= Exercise description =
Find every line in the records below that holds the word "members", and copy it out.

= Data entries =
:::

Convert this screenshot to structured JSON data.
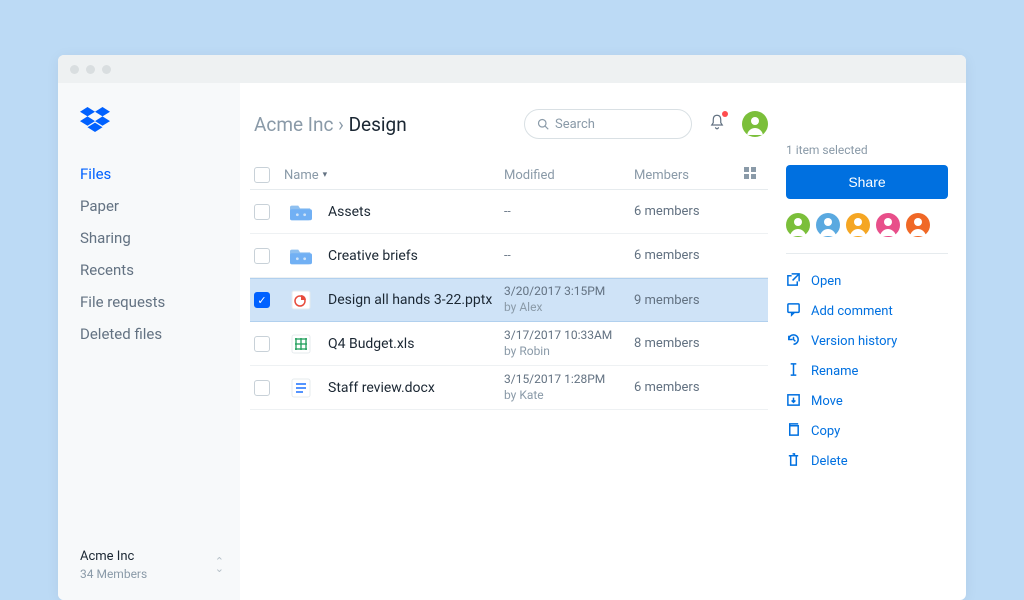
{
  "sidebar": {
    "nav": [
      {
        "label": "Files",
        "active": true
      },
      {
        "label": "Paper"
      },
      {
        "label": "Sharing"
      },
      {
        "label": "Recents"
      },
      {
        "label": "File requests"
      },
      {
        "label": "Deleted files"
      }
    ],
    "org": {
      "name": "Acme Inc",
      "members": "34 Members"
    }
  },
  "breadcrumb": {
    "parent": "Acme Inc",
    "sep": "›",
    "current": "Design"
  },
  "search": {
    "placeholder": "Search"
  },
  "columns": {
    "name": "Name",
    "modified": "Modified",
    "members": "Members"
  },
  "files": [
    {
      "name": "Assets",
      "modified": "--",
      "by": "",
      "members": "6 members",
      "type": "folder"
    },
    {
      "name": "Creative briefs",
      "modified": "--",
      "by": "",
      "members": "6 members",
      "type": "folder"
    },
    {
      "name": "Design all hands 3-22.pptx",
      "modified": "3/20/2017 3:15PM",
      "by": "by Alex",
      "members": "9 members",
      "type": "ppt",
      "selected": true
    },
    {
      "name": "Q4 Budget.xls",
      "modified": "3/17/2017 10:33AM",
      "by": "by Robin",
      "members": "8 members",
      "type": "xls"
    },
    {
      "name": "Staff review.docx",
      "modified": "3/15/2017 1:28PM",
      "by": "by Kate",
      "members": "6 members",
      "type": "doc"
    }
  ],
  "panel": {
    "selected": "1 item selected",
    "share": "Share",
    "member_colors": [
      "#7bbf3a",
      "#5aa9e0",
      "#f5a623",
      "#e84f8a",
      "#f06826"
    ],
    "actions": [
      {
        "icon": "open",
        "label": "Open"
      },
      {
        "icon": "comment",
        "label": "Add comment"
      },
      {
        "icon": "history",
        "label": "Version history"
      },
      {
        "icon": "rename",
        "label": "Rename"
      },
      {
        "icon": "move",
        "label": "Move"
      },
      {
        "icon": "copy",
        "label": "Copy"
      },
      {
        "icon": "delete",
        "label": "Delete"
      }
    ]
  }
}
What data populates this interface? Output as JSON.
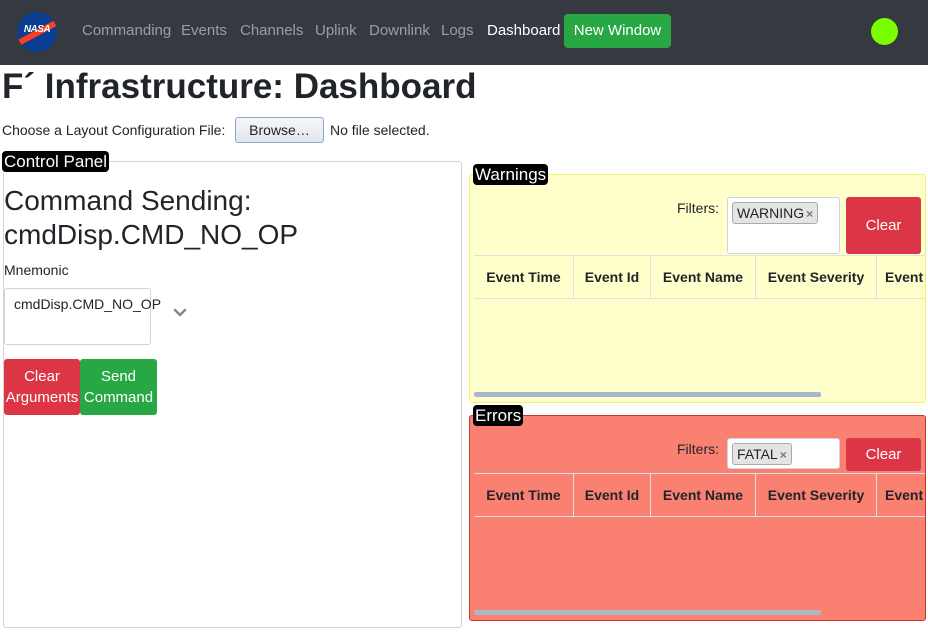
{
  "nav": {
    "logo_text": "NASA",
    "links": [
      "Commanding",
      "Events",
      "Channels",
      "Uplink",
      "Downlink",
      "Logs",
      "Dashboard"
    ],
    "active_link": "Dashboard",
    "new_window_label": "New Window",
    "status_color": "#7cfc00"
  },
  "header": {
    "title": "F´ Infrastructure: Dashboard",
    "layout_label": "Choose a Layout Configuration File:",
    "browse_label": "Browse…",
    "no_file_text": "No file selected."
  },
  "control_panel": {
    "legend": "Control Panel",
    "heading": "Command Sending: cmdDisp.CMD_NO_OP",
    "mnemonic_label": "Mnemonic",
    "mnemonic_value": "cmdDisp.CMD_NO_OP",
    "clear_args_label": "Clear Arguments",
    "send_command_label": "Send Command"
  },
  "warnings": {
    "legend": "Warnings",
    "filters_label": "Filters:",
    "filter_tag": "WARNING",
    "clear_label": "Clear",
    "columns": [
      "Event Time",
      "Event Id",
      "Event Name",
      "Event Severity",
      "Event Description"
    ],
    "bg_color": "#ffffcc"
  },
  "errors": {
    "legend": "Errors",
    "filters_label": "Filters:",
    "filter_tag": "FATAL",
    "clear_label": "Clear",
    "columns": [
      "Event Time",
      "Event Id",
      "Event Name",
      "Event Severity",
      "Event Description"
    ],
    "bg_color": "#fa8072"
  },
  "icons": {
    "tag_remove": "×",
    "chevron": "chevron-down-icon"
  }
}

:::

= Full output =
      "members": "34 Members"
    "members": "Members"
      "members": "6 members",
      "members": "6 members",
      "members": "9 members",
      "members": "8 members",
      "members": "6 members",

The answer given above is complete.